Records from a collection
______
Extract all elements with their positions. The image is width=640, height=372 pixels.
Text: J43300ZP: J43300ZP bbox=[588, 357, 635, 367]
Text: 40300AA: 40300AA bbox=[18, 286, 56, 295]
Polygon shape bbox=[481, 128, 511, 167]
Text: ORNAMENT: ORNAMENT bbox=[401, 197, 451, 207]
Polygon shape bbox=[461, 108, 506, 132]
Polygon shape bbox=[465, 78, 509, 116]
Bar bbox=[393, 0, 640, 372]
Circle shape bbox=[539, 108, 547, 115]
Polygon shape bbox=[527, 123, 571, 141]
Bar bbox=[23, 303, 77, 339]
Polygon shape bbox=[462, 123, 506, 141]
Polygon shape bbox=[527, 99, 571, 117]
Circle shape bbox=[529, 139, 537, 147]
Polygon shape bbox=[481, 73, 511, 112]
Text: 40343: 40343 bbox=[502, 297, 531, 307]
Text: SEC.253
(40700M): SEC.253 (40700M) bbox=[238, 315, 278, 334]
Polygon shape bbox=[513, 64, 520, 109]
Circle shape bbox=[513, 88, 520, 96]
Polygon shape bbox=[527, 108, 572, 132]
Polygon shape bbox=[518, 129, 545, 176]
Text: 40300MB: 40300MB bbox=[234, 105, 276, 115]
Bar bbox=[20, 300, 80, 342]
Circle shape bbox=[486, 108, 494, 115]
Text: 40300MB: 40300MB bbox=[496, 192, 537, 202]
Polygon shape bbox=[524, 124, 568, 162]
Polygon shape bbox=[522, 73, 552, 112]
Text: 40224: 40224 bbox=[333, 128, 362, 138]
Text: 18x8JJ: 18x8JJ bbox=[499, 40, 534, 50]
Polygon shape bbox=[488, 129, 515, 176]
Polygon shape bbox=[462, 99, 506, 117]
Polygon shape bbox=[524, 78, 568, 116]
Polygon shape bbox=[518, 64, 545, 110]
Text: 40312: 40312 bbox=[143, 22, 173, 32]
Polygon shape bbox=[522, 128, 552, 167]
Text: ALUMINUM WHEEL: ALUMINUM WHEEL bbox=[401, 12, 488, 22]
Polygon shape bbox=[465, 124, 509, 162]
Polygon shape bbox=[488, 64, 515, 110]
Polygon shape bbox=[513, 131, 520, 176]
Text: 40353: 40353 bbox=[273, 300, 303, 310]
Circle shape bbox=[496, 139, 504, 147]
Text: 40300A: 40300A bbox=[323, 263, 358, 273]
______
• **Objective**: Turn the data, from its first line up to and including the line that contains "Bar bbox=[23, 303, 77, 339]", into a numbered list. Leave out any blank lines.

• **Written response**:
1. Extract all elements with their positions. The image is width=640, height=372 pixels.
2. Text: J43300ZP: J43300ZP bbox=[588, 357, 635, 367]
3. Text: 40300AA: 40300AA bbox=[18, 286, 56, 295]
4. Polygon shape bbox=[481, 128, 511, 167]
5. Text: ORNAMENT: ORNAMENT bbox=[401, 197, 451, 207]
6. Polygon shape bbox=[461, 108, 506, 132]
7. Polygon shape bbox=[465, 78, 509, 116]
8. Bar bbox=[393, 0, 640, 372]
9. Circle shape bbox=[539, 108, 547, 115]
10. Polygon shape bbox=[527, 123, 571, 141]
11. Bar bbox=[23, 303, 77, 339]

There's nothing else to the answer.